[Extracted data entries]

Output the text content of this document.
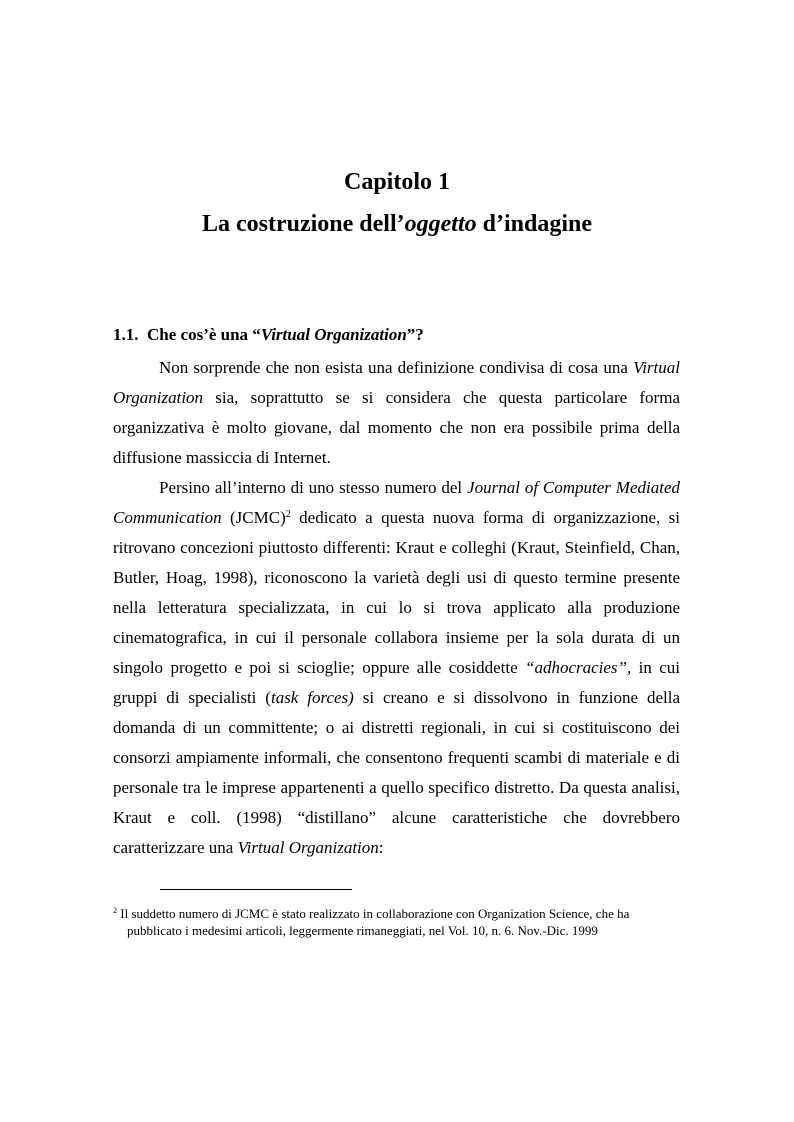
Capitolo 1
La costruzione dell’oggetto d’indagine
1.1. Che cos’è una “Virtual Organization”?

Non sorprende che non esista una definizione condivisa di cosa una Virtual Organization sia, soprattutto se si considera che questa particolare forma organizzativa è molto giovane, dal momento che non era possibile prima della diffusione massiccia di Internet.

Persino all’interno di uno stesso numero del Journal of Computer Mediated Communication (JCMC)$^2$ dedicato a questa nuova forma di organizzazione, si ritrovano concezioni piuttosto differenti: Kraut e colleghi (Kraut, Steinfield, Chan, Butler, Hoag, 1998), riconoscono la varietà degli usi di questo termine presente nella letteratura specializzata, in cui lo si trova applicato alla produzione cinematografica, in cui il personale collabora insieme per la sola durata di un singolo progetto e poi si scioglie; oppure alle cosiddette “adhocracies”, in cui gruppi di specialisti (task forces) si creano e si dissolvono in funzione della domanda di un committente; o ai distretti regionali, in cui si costituiscono dei consorzi ampiamente informali, che consentono frequenti scambi di materiale e di personale tra le imprese appartenenti a quello specifico distretto. Da questa analisi, Kraut e coll. (1998) “distillano” alcune caratteristiche che dovrebbero caratterizzare una Virtual Organization:

$^2$ Il suddetto numero di JCMC è stato realizzato in collaborazione con Organization Science, che ha
pubblicato i medesimi articoli, leggermente rimaneggiati, nel Vol. 10, n. 6. Nov.-Dic. 1999
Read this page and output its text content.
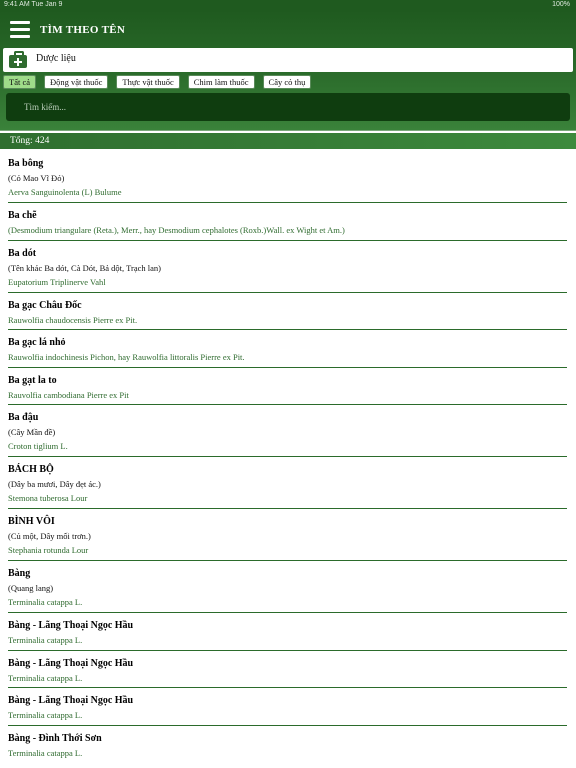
9:41 AM Tue Jan 9	100%
TÌM THEO TÊN
Dược liệu
Tất cả Động vật thuốc Thực vật thuốc Chim làm thuốc Cây cỏ thụ
Tìm kiếm...
Tổng: 424
Ba bông
(Cỏ Mao Vĩ Đỏ)
Aerva Sanguinolenta (L) Bulume
Ba chẽ
(Desmodium triangulare (Reta.), Merr., hay Desmodium cephalotes (Roxb.)Wall. ex Wight et Am.)
Ba dót
(Tên khác Ba dót, Cà Dót, Bả dột, Trạch lan)
Eupatorium Triplinerve Vahl
Ba gạc Châu Đốc
Rauwolfia chaudocensis Pierre ex Pit.
Ba gạc lá nhỏ
Rauwolfia indochinesis Pichon, hay Rauwolfia littoralis Pierre ex Pit.
Ba gạt la to
Rauvolfia cambodiana Pierre ex Pit
Ba đậu
(Cây Mần đề)
Croton tiglium L.
BÁCH BỘ
(Dây ba mươi, Dây đẹt ác.)
Stemona tuberosa Lour
BÌNH VÔI
(Củ một, Dây mối trơn.)
Stephania rotunda Lour
Bàng
(Quang lang)
Terminalia catappa L.
Bàng - Lãng Thoại Ngọc Hầu
Terminalia catappa L.
Bàng - Lãng Thoại Ngọc Hầu
Terminalia catappa L.
Bàng - Lãng Thoại Ngọc Hầu
Terminalia catappa L.
Bàng - Đình Thới Sơn
Terminalia catappa L.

**Written instruction:** Retype everything in the material word for word, minus pictures.

**Response to the exercise:**
Output the text content of this document.
Capitolo 1
La costruzione dell’oggetto d’indagine
1.1. Che cos’è una “Virtual Organization”?

Non sorprende che non esista una definizione condivisa di cosa una Virtual Organization sia, soprattutto se si considera che questa particolare forma organizzativa è molto giovane, dal momento che non era possibile prima della diffusione massiccia di Internet.

Persino all’interno di uno stesso numero del Journal of Computer Mediated Communication (JCMC)$^2$ dedicato a questa nuova forma di organizzazione, si ritrovano concezioni piuttosto differenti: Kraut e colleghi (Kraut, Steinfield, Chan, Butler, Hoag, 1998), riconoscono la varietà degli usi di questo termine presente nella letteratura specializzata, in cui lo si trova applicato alla produzione cinematografica, in cui il personale collabora insieme per la sola durata di un singolo progetto e poi si scioglie; oppure alle cosiddette “adhocracies”, in cui gruppi di specialisti (task forces) si creano e si dissolvono in funzione della domanda di un committente; o ai distretti regionali, in cui si costituiscono dei consorzi ampiamente informali, che consentono frequenti scambi di materiale e di personale tra le imprese appartenenti a quello specifico distretto. Da questa analisi, Kraut e coll. (1998) “distillano” alcune caratteristiche che dovrebbero caratterizzare una Virtual Organization:

$^2$ Il suddetto numero di JCMC è stato realizzato in collaborazione con Organization Science, che ha
pubblicato i medesimi articoli, leggermente rimaneggiati, nel Vol. 10, n. 6. Nov.-Dic. 1999
Read this page and output its text content.
9:41 AM Tue Jan 9	100%
TÌM THEO TÊN
Dược liệu
Tất cả Động vật thuốc Thực vật thuốc Chim làm thuốc Cây cỏ thụ
Tìm kiếm...
Tổng: 424
Ba bông
(Cỏ Mao Vĩ Đỏ)
Aerva Sanguinolenta (L) Bulume
Ba chẽ
(Desmodium triangulare (Reta.), Merr., hay Desmodium cephalotes (Roxb.)Wall. ex Wight et Am.)
Ba dót
(Tên khác Ba dót, Cà Dót, Bả dột, Trạch lan)
Eupatorium Triplinerve Vahl
Ba gạc Châu Đốc
Rauwolfia chaudocensis Pierre ex Pit.
Ba gạc lá nhỏ
Rauwolfia indochinesis Pichon, hay Rauwolfia littoralis Pierre ex Pit.
Ba gạt la to
Rauvolfia cambodiana Pierre ex Pit
Ba đậu
(Cây Mần đề)
Croton tiglium L.
BÁCH BỘ
(Dây ba mươi, Dây đẹt ác.)
Stemona tuberosa Lour
BÌNH VÔI
(Củ một, Dây mối trơn.)
Stephania rotunda Lour
Bàng
(Quang lang)
Terminalia catappa L.
Bàng - Lãng Thoại Ngọc Hầu
Terminalia catappa L.
Bàng - Lãng Thoại Ngọc Hầu
Terminalia catappa L.
Bàng - Lãng Thoại Ngọc Hầu
Terminalia catappa L.
Bàng - Đình Thới Sơn
Terminalia catappa L.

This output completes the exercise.